#### INSTRUCTIONS FOR THE TASK
Sift the material for lines containing "name", and return them.

Figure data in JSON:

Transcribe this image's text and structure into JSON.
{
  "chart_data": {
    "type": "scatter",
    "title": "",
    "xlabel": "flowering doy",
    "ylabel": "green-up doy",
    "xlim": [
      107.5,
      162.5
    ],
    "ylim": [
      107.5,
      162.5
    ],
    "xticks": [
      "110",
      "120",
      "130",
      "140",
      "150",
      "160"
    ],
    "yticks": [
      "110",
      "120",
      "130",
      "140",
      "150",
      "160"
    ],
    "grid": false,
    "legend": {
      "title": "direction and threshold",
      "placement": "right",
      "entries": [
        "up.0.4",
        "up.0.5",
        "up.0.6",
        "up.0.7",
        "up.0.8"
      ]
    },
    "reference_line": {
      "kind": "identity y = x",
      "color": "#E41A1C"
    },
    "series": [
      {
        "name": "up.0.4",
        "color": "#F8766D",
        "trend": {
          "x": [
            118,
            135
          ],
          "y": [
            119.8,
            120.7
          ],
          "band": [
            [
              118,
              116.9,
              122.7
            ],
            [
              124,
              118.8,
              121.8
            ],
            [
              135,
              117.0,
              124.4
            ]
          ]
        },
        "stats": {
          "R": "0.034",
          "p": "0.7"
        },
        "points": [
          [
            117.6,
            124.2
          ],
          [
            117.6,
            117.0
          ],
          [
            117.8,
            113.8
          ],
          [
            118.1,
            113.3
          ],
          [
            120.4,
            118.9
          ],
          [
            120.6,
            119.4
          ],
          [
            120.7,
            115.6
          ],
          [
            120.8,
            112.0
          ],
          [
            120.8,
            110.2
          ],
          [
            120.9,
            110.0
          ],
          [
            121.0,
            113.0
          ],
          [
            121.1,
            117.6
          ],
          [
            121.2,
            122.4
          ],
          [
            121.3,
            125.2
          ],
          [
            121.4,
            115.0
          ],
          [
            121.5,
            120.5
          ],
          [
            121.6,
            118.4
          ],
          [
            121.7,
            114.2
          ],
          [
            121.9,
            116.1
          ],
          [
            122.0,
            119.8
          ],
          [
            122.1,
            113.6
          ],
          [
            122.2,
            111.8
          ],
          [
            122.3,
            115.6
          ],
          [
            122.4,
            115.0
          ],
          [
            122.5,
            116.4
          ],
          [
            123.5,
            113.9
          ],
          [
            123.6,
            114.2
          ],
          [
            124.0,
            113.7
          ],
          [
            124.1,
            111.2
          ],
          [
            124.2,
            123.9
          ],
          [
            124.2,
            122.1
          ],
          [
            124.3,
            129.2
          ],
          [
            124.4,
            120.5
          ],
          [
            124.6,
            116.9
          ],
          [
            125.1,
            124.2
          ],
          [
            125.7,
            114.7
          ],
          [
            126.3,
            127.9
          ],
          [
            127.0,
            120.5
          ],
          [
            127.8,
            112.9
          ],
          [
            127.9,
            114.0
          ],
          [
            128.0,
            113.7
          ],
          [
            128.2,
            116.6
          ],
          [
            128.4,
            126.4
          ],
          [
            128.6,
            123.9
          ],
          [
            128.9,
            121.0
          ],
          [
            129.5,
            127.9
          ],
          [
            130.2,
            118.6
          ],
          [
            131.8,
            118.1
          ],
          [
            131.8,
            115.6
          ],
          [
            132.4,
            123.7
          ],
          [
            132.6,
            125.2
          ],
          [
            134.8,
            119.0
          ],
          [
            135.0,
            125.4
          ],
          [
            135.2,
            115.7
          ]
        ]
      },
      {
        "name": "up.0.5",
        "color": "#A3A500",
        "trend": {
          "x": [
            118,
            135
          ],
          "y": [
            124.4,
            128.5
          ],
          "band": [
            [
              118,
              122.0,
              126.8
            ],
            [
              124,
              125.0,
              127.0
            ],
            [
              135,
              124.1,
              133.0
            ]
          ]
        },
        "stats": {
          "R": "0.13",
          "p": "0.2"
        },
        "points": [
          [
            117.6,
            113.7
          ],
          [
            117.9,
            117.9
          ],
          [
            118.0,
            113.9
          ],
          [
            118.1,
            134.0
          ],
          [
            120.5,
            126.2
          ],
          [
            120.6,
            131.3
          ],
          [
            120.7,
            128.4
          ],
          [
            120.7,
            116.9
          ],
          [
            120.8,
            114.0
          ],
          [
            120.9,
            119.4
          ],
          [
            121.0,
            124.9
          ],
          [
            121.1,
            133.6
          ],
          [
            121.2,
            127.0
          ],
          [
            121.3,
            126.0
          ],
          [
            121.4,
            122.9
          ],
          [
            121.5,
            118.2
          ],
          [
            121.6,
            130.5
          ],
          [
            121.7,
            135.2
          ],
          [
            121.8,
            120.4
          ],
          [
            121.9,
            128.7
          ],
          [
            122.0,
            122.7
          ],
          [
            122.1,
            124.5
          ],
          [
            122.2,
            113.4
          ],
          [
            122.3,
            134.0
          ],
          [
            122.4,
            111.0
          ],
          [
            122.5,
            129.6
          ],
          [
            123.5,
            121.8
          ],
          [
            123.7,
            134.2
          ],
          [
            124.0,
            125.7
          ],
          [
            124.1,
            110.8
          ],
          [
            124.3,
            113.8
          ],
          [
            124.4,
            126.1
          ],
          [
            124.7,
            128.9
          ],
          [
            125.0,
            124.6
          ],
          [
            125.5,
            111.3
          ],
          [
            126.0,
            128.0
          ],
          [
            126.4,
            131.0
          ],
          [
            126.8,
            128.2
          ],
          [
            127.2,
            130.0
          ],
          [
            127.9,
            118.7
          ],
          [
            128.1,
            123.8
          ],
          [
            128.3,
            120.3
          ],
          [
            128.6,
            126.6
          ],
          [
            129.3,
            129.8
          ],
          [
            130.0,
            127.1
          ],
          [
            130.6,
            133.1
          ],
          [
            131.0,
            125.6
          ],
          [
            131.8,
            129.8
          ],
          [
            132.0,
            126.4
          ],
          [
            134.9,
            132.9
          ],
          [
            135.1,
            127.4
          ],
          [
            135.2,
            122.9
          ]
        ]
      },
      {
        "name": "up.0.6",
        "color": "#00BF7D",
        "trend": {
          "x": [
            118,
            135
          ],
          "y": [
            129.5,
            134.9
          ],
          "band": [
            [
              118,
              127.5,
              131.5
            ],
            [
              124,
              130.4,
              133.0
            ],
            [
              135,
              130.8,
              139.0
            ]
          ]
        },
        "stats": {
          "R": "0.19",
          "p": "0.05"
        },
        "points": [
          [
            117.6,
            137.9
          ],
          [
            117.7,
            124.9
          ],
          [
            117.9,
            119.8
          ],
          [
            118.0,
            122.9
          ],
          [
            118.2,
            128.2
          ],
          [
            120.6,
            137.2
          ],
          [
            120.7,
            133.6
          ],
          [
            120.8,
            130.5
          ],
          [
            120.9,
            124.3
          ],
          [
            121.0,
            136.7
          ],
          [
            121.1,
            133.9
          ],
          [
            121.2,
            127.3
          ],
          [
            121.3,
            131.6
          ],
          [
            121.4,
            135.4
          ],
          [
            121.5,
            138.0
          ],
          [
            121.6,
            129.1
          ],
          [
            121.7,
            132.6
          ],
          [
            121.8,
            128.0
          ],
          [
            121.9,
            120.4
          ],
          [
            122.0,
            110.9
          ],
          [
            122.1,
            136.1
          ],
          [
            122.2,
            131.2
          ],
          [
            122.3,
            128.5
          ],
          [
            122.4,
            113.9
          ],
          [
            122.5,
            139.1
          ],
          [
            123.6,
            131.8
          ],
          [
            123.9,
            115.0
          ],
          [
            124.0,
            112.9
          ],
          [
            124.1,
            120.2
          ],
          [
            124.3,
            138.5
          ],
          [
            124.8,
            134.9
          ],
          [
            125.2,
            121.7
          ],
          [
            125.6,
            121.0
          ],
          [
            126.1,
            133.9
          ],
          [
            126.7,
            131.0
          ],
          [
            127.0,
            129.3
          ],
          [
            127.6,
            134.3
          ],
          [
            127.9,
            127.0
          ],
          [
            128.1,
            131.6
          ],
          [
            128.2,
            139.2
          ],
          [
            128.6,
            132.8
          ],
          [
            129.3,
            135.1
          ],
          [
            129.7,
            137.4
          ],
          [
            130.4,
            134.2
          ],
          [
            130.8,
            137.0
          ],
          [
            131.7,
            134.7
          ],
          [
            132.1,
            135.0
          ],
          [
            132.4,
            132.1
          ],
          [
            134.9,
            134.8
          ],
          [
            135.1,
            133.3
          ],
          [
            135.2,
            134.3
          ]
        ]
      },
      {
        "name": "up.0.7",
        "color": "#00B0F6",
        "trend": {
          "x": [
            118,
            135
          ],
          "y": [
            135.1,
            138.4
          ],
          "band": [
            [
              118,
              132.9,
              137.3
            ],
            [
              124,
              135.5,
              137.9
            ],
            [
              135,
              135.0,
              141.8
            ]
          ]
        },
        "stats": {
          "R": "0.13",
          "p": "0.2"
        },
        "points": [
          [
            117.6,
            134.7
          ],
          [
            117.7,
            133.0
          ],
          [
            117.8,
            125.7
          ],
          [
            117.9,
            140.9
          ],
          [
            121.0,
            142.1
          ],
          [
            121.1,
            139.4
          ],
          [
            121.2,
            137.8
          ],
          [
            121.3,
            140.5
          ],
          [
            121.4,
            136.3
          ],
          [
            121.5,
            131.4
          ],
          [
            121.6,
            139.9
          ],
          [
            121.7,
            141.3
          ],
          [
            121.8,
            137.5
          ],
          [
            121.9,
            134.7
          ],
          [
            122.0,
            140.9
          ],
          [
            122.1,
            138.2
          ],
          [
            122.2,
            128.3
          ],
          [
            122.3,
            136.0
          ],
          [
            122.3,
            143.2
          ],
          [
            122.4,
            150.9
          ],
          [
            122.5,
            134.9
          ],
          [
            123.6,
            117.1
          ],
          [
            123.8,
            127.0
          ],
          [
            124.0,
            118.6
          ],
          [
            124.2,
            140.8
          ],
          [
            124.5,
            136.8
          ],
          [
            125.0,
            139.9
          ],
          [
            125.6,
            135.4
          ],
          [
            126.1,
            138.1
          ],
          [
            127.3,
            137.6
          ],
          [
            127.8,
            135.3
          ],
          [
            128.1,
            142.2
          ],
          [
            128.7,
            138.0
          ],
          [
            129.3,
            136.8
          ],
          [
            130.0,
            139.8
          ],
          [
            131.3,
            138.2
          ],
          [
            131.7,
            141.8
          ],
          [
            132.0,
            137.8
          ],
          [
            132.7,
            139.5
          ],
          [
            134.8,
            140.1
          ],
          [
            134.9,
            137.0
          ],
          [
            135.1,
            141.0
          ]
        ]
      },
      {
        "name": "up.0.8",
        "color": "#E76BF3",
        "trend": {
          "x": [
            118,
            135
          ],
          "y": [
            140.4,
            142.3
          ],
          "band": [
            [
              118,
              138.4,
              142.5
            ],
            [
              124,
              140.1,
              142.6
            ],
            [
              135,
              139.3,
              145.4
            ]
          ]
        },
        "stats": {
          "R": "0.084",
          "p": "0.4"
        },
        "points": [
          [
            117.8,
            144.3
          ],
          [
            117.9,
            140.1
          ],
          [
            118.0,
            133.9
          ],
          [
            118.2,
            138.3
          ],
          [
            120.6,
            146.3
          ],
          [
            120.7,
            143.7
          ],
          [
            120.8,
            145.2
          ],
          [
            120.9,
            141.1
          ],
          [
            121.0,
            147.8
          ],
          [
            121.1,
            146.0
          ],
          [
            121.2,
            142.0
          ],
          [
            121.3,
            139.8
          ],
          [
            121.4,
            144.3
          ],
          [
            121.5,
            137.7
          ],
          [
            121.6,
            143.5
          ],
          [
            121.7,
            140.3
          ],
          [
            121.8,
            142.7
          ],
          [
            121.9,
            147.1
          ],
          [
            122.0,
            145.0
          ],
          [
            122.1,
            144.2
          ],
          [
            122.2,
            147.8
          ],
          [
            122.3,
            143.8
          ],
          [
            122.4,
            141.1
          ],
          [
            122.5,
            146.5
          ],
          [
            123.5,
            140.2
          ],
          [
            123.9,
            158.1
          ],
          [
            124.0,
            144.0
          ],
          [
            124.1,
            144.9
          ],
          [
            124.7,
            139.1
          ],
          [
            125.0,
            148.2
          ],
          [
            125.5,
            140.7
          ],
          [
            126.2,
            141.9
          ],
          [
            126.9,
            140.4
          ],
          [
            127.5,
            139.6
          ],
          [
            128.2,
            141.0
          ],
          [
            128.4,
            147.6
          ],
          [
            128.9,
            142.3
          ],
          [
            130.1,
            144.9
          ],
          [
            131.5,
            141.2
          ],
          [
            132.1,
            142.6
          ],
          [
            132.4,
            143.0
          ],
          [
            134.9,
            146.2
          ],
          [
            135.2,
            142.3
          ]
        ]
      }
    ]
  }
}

#### OUTPUT BELOW
        "name": "up.0.4",
        "name": "up.0.5",
        "name": "up.0.6",
        "name": "up.0.7",
        "name": "up.0.8",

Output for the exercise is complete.